# REQUIREMENT
Keep the images out and copy every entry below exactly.

Dataset entries on figures
-- START --
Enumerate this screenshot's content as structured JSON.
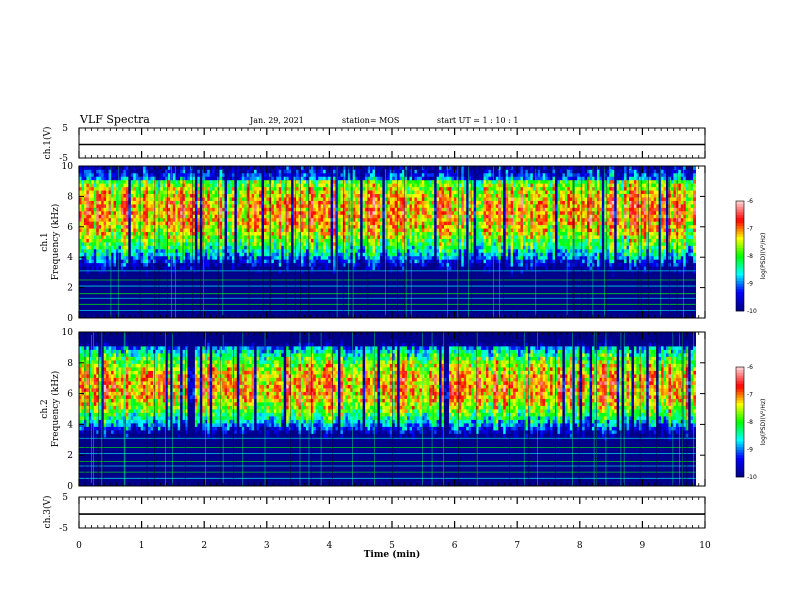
{
  "header": {
    "title": "VLF Spectra",
    "date": "Jan. 29, 2021",
    "station": "station= MOS",
    "start": "start  UT =   1 : 10 : 1"
  },
  "chart_data": [
    {
      "type": "line",
      "panel": "ch1-waveform",
      "ylabel": "ch.1(V)",
      "ylim": [
        -5,
        5
      ],
      "yticks": [
        "5",
        "-5"
      ],
      "xlim": [
        0,
        10
      ],
      "series": [
        {
          "values_constant": -0.5
        }
      ]
    },
    {
      "type": "heatmap",
      "panel": "ch1-spectrogram",
      "ylabel": "ch.1\nFrequency (kHz)",
      "ylabel_line1": "ch.1",
      "ylabel_line2": "Frequency (kHz)",
      "ylim": [
        0,
        10
      ],
      "yticks": [
        "0",
        "2",
        "4",
        "6",
        "8",
        "10"
      ],
      "xlim": [
        0,
        10
      ],
      "data_end_min": 9.85,
      "dominant_band_khz": [
        5,
        9
      ],
      "colorbar": {
        "label": "log(PSD)(V²/Hz)",
        "range": [
          -10,
          -6
        ],
        "ticks": [
          "-6",
          "-7",
          "-8",
          "-9",
          "-10"
        ]
      }
    },
    {
      "type": "heatmap",
      "panel": "ch2-spectrogram",
      "ylabel": "ch.2\nFrequency (kHz)",
      "ylabel_line1": "ch.2",
      "ylabel_line2": "Frequency (kHz)",
      "ylim": [
        0,
        10
      ],
      "yticks": [
        "0",
        "2",
        "4",
        "6",
        "8",
        "10"
      ],
      "xlim": [
        0,
        10
      ],
      "data_end_min": 9.85,
      "dominant_band_khz": [
        5,
        8
      ],
      "colorbar": {
        "label": "log(PSD)(V²/Hz)",
        "range": [
          -10,
          -6
        ],
        "ticks": [
          "-6",
          "-7",
          "-8",
          "-9",
          "-10"
        ]
      }
    },
    {
      "type": "line",
      "panel": "ch3-waveform",
      "ylabel": "ch.3(V)",
      "ylim": [
        -5,
        5
      ],
      "yticks": [
        "5",
        "-5"
      ],
      "xlim": [
        0,
        10
      ],
      "xlabel": "Time (min)",
      "xticks": [
        "0",
        "1",
        "2",
        "3",
        "4",
        "5",
        "6",
        "7",
        "8",
        "9",
        "10"
      ],
      "series": [
        {
          "values_constant": -0.5
        }
      ]
    }
  ],
  "colors": {
    "scale": [
      "#00008b",
      "#0000ff",
      "#00ffff",
      "#00ff00",
      "#ffff00",
      "#ff0000",
      "#ffc8c8"
    ]
  }
}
-- END --
# WORKED SOLUTION
Enumerate this screenshot's content as structured JSON.
{
  "header": {
    "title": "VLF Spectra",
    "date": "Jan. 29, 2021",
    "station": "station= MOS",
    "start": "start  UT =   1 : 10 : 1"
  },
  "chart_data": [
    {
      "type": "line",
      "panel": "ch1-waveform",
      "ylabel": "ch.1(V)",
      "ylim": [
        -5,
        5
      ],
      "yticks": [
        "5",
        "-5"
      ],
      "xlim": [
        0,
        10
      ],
      "series": [
        {
          "values_constant": -0.5
        }
      ]
    },
    {
      "type": "heatmap",
      "panel": "ch1-spectrogram",
      "ylabel": "ch.1\nFrequency (kHz)",
      "ylabel_line1": "ch.1",
      "ylabel_line2": "Frequency (kHz)",
      "ylim": [
        0,
        10
      ],
      "yticks": [
        "0",
        "2",
        "4",
        "6",
        "8",
        "10"
      ],
      "xlim": [
        0,
        10
      ],
      "data_end_min": 9.85,
      "dominant_band_khz": [
        5,
        9
      ],
      "colorbar": {
        "label": "log(PSD)(V²/Hz)",
        "range": [
          -10,
          -6
        ],
        "ticks": [
          "-6",
          "-7",
          "-8",
          "-9",
          "-10"
        ]
      }
    },
    {
      "type": "heatmap",
      "panel": "ch2-spectrogram",
      "ylabel": "ch.2\nFrequency (kHz)",
      "ylabel_line1": "ch.2",
      "ylabel_line2": "Frequency (kHz)",
      "ylim": [
        0,
        10
      ],
      "yticks": [
        "0",
        "2",
        "4",
        "6",
        "8",
        "10"
      ],
      "xlim": [
        0,
        10
      ],
      "data_end_min": 9.85,
      "dominant_band_khz": [
        5,
        8
      ],
      "colorbar": {
        "label": "log(PSD)(V²/Hz)",
        "range": [
          -10,
          -6
        ],
        "ticks": [
          "-6",
          "-7",
          "-8",
          "-9",
          "-10"
        ]
      }
    },
    {
      "type": "line",
      "panel": "ch3-waveform",
      "ylabel": "ch.3(V)",
      "ylim": [
        -5,
        5
      ],
      "yticks": [
        "5",
        "-5"
      ],
      "xlim": [
        0,
        10
      ],
      "xlabel": "Time (min)",
      "xticks": [
        "0",
        "1",
        "2",
        "3",
        "4",
        "5",
        "6",
        "7",
        "8",
        "9",
        "10"
      ],
      "series": [
        {
          "values_constant": -0.5
        }
      ]
    }
  ],
  "colors": {
    "scale": [
      "#00008b",
      "#0000ff",
      "#00ffff",
      "#00ff00",
      "#ffff00",
      "#ff0000",
      "#ffc8c8"
    ]
  }
}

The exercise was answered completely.